◆ Documento de origem ◆

━━━

A naturalização dos relacionamentos abusivos
No Brasil, a cada quatro minutos uma mulher é vítima de agressão. Apesar das estatísticas, a violência contra a mulher ainda é chamada de “crime passional”.
Durante a segunda semana de agosto, a história de Gisele Santos chamou a atenção dos veículos de comunicação e dos usuários das redes sociais. No dia 2 deste mês, a jovem de 22 anos teve as duas mãos decepadas pelo companheiro quando decidiu terminar o relacionamento de sete anos. Em entrevista ao jornal Folha de S. Paulo, Gisele contou que foi agredida diversas vezes durante a relação, mas sempre se defendeu. O marido foi denunciado pelo Ministério Público por tentativa de homicídio qualificado.
Casos como esse não são raros na grande mídia e no cotidiano da maioria das pessoas. Em 2013, o Instituto Avon, em parceria com o Data Folha, promoveu uma pesquisa intitulada “Percepção dos homens sobre a violência doméstica contra a mulher” como parte da campanha “Fale sem medo – não à violência contra a mulher”. A maioria dos entrevistados eram homens, casados, com idade entre 25 e 59 anos e pertencentes à classe média. A pesquisa mostrou que a visão dos homens sobre os papéis destinados a eles e as mulheres na sociedade ainda é conservadora, o que dificulta a percepção da violência dentro dos relacionamentos. De acordo com o levantamento, 41% dos brasileiros conhecem um homem que já foi violento com a parceira, no entanto, apenas 16% admitem já terem sido violentos com a companheira (atual ou ex).

━━━

◆ Listagem ◆
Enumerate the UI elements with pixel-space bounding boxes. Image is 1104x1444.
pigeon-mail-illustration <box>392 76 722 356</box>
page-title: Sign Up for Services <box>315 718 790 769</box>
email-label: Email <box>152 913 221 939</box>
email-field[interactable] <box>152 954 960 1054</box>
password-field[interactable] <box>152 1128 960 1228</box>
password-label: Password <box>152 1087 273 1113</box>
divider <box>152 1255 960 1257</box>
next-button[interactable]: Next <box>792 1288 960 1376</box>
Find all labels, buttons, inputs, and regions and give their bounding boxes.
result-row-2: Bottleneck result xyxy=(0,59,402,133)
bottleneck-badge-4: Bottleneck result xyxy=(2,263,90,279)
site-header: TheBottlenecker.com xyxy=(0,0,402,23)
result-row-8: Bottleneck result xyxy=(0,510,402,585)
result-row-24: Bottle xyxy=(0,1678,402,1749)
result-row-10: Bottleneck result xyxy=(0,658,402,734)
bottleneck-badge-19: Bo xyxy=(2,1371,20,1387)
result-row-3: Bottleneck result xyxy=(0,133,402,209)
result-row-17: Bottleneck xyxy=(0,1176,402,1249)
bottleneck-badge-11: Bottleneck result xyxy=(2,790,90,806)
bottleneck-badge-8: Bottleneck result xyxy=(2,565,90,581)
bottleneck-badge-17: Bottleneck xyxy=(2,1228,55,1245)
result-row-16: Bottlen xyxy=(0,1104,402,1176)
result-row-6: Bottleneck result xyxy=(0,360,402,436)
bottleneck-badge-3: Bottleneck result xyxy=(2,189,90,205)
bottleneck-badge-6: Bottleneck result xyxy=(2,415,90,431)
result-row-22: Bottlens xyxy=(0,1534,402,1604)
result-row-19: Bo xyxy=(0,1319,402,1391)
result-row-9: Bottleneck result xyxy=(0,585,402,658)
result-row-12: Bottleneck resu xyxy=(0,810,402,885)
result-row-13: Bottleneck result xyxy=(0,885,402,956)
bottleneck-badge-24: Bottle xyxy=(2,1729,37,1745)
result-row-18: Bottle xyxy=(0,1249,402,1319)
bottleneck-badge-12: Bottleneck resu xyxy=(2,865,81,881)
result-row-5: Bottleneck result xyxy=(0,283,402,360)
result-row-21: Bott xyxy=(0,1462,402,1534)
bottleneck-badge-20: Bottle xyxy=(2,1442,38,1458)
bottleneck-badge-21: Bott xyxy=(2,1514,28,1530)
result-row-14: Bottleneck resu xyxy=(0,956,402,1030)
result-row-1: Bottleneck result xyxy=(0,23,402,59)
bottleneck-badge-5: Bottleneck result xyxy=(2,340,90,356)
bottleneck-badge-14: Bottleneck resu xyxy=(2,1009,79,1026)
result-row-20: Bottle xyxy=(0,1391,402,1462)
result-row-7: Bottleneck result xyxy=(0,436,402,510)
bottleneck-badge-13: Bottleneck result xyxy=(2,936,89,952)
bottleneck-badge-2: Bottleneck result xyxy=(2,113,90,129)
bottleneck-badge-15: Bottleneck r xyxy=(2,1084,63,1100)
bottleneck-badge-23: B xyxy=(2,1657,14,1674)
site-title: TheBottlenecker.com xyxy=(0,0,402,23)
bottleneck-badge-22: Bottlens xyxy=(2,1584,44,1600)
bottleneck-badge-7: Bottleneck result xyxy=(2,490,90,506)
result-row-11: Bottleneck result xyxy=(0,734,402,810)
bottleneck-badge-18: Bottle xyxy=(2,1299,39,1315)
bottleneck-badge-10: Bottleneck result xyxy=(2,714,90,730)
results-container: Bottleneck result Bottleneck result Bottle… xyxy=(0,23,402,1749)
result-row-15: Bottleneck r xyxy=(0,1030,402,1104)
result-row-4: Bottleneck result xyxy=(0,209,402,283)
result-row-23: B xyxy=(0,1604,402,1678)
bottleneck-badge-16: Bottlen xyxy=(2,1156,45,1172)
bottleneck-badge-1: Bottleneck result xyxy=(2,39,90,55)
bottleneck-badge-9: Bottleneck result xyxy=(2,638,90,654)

━━━

◆ Tarefas propostas ◆
**A.** Transcreva do texto sobre relacionamentos abusivos o trecho que se inicia com as palavras que contêm "Casos como esse" e se encerra com "(atual ou ex).".
**B.** De acordo com o texto sobre relacionamentos abusivos, qual é a porcentagem de brasileiros que conhecem um homem que já foi violento com a parceira?
A listagem não é necessária para esta atividade.

◆ Respostas em ordem ◆
**A.**
Casos como esse não são raros na grande mídia e no cotidiano da maioria das pessoas. Em 2013, o Instituto Avon, em parceria com o Data Folha, promoveu uma pesquisa intitulada “Percepção dos homens sobre a violência doméstica contra a mulher” como parte da campanha “Fale sem medo – não à violência contra a mulher”. A maioria dos entrevistados eram homens, casados, com idade entre 25 e 59 anos e pertencentes à classe média. A pesquisa mostrou que a visão dos homens sobre os papéis destinados a eles e as mulheres na sociedade ainda é conservadora, o que dificulta a percepção da violência dentro dos relacionamentos. De acordo com o levantamento, 41% dos brasileiros conhecem um homem que já foi violento com a parceira, no entanto, apenas 16% admitem já terem sido violentos com a companheira (atual ou ex).

**B.** 41%.